**Written task:** Each entry below is to be transcribed exactly.

A run of records:
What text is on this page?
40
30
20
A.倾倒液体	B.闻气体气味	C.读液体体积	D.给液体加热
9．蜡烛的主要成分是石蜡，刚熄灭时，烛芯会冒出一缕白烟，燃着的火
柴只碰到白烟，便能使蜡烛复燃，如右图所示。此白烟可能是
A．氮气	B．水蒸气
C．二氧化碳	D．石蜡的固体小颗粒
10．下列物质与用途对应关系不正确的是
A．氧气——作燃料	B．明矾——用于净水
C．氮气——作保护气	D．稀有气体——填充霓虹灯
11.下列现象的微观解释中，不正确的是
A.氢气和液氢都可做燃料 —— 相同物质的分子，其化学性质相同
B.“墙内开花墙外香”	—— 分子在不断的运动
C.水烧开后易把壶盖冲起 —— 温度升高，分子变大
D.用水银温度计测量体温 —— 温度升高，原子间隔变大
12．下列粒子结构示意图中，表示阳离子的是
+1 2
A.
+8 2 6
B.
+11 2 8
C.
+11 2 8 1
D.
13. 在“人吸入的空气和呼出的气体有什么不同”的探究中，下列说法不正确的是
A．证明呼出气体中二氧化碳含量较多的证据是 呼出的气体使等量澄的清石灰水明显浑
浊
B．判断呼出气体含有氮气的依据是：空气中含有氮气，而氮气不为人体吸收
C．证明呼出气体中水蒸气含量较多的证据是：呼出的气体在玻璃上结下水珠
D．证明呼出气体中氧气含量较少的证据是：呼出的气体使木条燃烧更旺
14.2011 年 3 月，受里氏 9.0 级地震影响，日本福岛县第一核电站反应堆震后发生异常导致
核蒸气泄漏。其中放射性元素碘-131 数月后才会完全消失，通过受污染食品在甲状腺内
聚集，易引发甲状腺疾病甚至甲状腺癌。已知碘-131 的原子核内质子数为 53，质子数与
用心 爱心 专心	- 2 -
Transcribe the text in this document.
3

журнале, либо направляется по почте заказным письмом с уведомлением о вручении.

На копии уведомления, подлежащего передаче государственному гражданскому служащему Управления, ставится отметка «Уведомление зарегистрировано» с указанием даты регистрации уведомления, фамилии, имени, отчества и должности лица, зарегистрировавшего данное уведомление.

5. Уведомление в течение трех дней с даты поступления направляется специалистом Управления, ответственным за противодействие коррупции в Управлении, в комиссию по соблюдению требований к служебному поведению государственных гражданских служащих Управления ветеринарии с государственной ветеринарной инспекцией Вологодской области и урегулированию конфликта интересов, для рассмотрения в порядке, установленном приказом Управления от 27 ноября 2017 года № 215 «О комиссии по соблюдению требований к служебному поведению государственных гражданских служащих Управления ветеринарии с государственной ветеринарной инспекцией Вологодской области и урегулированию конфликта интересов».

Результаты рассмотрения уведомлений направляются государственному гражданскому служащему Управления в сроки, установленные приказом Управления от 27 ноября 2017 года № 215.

**Response for this exercise:**
What text is on this page?
40
30
20
A.倾倒液体	B.闻气体气味	C.读液体体积	D.给液体加热
9．蜡烛的主要成分是石蜡，刚熄灭时，烛芯会冒出一缕白烟，燃着的火
柴只碰到白烟，便能使蜡烛复燃，如右图所示。此白烟可能是
A．氮气	B．水蒸气
C．二氧化碳	D．石蜡的固体小颗粒
10．下列物质与用途对应关系不正确的是
A．氧气——作燃料	B．明矾——用于净水
C．氮气——作保护气	D．稀有气体——填充霓虹灯
11.下列现象的微观解释中，不正确的是
A.氢气和液氢都可做燃料 —— 相同物质的分子，其化学性质相同
B.“墙内开花墙外香”	—— 分子在不断的运动
C.水烧开后易把壶盖冲起 —— 温度升高，分子变大
D.用水银温度计测量体温 —— 温度升高，原子间隔变大
12．下列粒子结构示意图中，表示阳离子的是
+1 2
A.
+8 2 6
B.
+11 2 8
C.
+11 2 8 1
D.
13. 在“人吸入的空气和呼出的气体有什么不同”的探究中，下列说法不正确的是
A．证明呼出气体中二氧化碳含量较多的证据是 呼出的气体使等量澄的清石灰水明显浑
浊
B．判断呼出气体含有氮气的依据是：空气中含有氮气，而氮气不为人体吸收
C．证明呼出气体中水蒸气含量较多的证据是：呼出的气体在玻璃上结下水珠
D．证明呼出气体中氧气含量较少的证据是：呼出的气体使木条燃烧更旺
14.2011 年 3 月，受里氏 9.0 级地震影响，日本福岛县第一核电站反应堆震后发生异常导致
核蒸气泄漏。其中放射性元素碘-131 数月后才会完全消失，通过受污染食品在甲状腺内
聚集，易引发甲状腺疾病甚至甲状腺癌。已知碘-131 的原子核内质子数为 53，质子数与
用心 爱心 专心	- 2 -
Transcribe the text in this document.
3

журнале, либо направляется по почте заказным письмом с уведомлением о вручении.

На копии уведомления, подлежащего передаче государственному гражданскому служащему Управления, ставится отметка «Уведомление зарегистрировано» с указанием даты регистрации уведомления, фамилии, имени, отчества и должности лица, зарегистрировавшего данное уведомление.

5. Уведомление в течение трех дней с даты поступления направляется специалистом Управления, ответственным за противодействие коррупции в Управлении, в комиссию по соблюдению требований к служебному поведению государственных гражданских служащих Управления ветеринарии с государственной ветеринарной инспекцией Вологодской области и урегулированию конфликта интересов, для рассмотрения в порядке, установленном приказом Управления от 27 ноября 2017 года № 215 «О комиссии по соблюдению требований к служебному поведению государственных гражданских служащих Управления ветеринарии с государственной ветеринарной инспекцией Вологодской области и урегулированию конфликта интересов».

Результаты рассмотрения уведомлений направляются государственному гражданскому служащему Управления в сроки, установленные приказом Управления от 27 ноября 2017 года № 215.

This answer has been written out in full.